_WHAT YOU WILL DO:_ Filter the data below for the string "подсудимымъ" and copy each matching line.

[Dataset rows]
## Start

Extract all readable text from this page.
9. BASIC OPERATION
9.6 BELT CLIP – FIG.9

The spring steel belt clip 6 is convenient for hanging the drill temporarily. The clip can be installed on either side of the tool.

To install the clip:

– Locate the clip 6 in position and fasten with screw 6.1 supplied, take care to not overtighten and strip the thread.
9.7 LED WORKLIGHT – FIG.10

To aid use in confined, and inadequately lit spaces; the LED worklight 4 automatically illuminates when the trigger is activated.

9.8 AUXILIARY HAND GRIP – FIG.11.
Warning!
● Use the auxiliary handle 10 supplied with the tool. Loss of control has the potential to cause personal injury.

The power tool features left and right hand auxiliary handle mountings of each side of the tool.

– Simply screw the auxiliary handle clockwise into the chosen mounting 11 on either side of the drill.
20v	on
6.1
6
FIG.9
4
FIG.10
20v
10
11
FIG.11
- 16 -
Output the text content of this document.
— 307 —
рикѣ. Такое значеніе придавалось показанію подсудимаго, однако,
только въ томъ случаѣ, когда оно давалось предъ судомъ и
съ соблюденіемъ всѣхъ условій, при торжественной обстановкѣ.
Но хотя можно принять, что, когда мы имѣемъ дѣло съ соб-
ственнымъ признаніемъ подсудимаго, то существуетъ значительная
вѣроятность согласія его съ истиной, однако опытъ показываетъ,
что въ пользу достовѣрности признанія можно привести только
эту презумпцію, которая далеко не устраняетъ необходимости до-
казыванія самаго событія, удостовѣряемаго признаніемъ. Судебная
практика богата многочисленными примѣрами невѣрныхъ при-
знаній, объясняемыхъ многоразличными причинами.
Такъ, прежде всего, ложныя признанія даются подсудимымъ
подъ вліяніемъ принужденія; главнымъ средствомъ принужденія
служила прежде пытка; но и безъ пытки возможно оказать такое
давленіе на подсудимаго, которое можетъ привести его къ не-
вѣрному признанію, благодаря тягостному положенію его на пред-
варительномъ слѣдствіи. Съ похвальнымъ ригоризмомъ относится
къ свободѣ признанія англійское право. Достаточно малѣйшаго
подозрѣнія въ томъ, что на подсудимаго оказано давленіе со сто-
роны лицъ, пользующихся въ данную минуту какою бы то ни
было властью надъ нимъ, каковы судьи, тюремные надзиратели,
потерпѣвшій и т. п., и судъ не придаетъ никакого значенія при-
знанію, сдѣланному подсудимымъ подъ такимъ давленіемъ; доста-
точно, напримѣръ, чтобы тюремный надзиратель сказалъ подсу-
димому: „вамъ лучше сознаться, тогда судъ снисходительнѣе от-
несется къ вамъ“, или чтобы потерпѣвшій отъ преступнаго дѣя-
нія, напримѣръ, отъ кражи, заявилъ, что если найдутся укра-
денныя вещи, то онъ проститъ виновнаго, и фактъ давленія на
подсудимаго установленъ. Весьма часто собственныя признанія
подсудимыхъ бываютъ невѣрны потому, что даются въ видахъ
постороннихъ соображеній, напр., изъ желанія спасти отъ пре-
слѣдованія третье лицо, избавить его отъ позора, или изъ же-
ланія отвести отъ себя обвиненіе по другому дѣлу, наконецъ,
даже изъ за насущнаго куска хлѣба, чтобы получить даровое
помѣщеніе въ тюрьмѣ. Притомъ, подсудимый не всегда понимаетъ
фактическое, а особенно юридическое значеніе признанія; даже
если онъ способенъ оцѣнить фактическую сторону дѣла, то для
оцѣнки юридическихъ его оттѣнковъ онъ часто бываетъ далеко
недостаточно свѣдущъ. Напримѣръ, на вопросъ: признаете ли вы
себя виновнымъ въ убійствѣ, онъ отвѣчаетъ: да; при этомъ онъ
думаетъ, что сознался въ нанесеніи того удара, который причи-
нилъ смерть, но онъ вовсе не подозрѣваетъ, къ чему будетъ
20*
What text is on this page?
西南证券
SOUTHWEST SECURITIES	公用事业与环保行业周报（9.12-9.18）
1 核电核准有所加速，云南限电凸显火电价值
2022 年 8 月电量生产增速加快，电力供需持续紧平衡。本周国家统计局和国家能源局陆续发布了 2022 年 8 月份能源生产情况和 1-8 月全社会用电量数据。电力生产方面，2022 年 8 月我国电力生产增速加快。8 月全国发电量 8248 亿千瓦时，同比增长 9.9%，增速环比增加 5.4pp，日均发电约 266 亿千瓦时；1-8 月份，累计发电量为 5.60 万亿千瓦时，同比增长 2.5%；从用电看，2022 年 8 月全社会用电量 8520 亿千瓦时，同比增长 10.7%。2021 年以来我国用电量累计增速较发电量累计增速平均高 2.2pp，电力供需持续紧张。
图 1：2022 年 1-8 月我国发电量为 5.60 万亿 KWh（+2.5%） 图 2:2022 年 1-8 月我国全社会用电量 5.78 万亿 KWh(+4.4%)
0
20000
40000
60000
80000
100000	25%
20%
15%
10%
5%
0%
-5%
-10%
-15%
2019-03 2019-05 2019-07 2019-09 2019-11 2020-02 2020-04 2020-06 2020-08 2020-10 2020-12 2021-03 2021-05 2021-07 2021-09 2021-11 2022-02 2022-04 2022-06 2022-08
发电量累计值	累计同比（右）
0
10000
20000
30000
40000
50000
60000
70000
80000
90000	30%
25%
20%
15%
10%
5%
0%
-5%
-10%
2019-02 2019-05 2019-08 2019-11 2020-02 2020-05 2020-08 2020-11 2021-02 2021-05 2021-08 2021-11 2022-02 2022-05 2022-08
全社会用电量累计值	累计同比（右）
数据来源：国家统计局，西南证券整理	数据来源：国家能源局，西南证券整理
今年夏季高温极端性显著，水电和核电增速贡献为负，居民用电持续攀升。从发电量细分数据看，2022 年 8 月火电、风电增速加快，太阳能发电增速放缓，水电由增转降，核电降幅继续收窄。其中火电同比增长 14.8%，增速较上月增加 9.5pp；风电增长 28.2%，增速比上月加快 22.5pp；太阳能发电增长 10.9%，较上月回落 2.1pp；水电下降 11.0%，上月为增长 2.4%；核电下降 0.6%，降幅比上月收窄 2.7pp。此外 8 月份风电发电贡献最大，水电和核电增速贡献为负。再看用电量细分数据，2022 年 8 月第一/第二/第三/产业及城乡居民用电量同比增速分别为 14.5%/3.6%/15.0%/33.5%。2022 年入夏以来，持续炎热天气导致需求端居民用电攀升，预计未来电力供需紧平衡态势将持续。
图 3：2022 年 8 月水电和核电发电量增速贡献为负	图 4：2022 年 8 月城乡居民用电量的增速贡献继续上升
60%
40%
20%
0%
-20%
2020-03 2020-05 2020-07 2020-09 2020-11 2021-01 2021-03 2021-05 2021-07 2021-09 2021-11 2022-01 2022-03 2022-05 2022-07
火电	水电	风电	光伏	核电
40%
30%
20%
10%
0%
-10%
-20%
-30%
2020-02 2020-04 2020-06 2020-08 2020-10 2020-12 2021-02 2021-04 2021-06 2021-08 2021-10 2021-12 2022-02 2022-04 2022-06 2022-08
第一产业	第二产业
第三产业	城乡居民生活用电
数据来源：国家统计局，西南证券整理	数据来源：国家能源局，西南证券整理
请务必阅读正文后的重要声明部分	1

## End

_EXERCISE OUTPUT:_
Такъ, прежде всего, ложныя признанія даются подсудимымъ
знанію, сдѣланному подсудимымъ подъ такимъ давленіемъ; доста-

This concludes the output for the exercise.